Instruction:
In the listing that follows, count each line where the word "Range" appears; write nothing but the count.

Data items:
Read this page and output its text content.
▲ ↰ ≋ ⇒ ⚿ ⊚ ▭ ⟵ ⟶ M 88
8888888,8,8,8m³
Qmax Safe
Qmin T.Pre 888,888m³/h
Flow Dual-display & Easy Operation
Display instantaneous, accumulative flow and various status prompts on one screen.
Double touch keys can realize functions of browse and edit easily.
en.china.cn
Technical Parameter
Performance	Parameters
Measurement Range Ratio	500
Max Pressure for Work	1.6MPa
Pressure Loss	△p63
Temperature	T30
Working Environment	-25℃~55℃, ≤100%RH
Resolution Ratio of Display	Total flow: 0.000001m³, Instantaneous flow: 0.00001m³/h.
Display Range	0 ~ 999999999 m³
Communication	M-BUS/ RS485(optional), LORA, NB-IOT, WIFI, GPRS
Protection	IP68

Result for this task:
2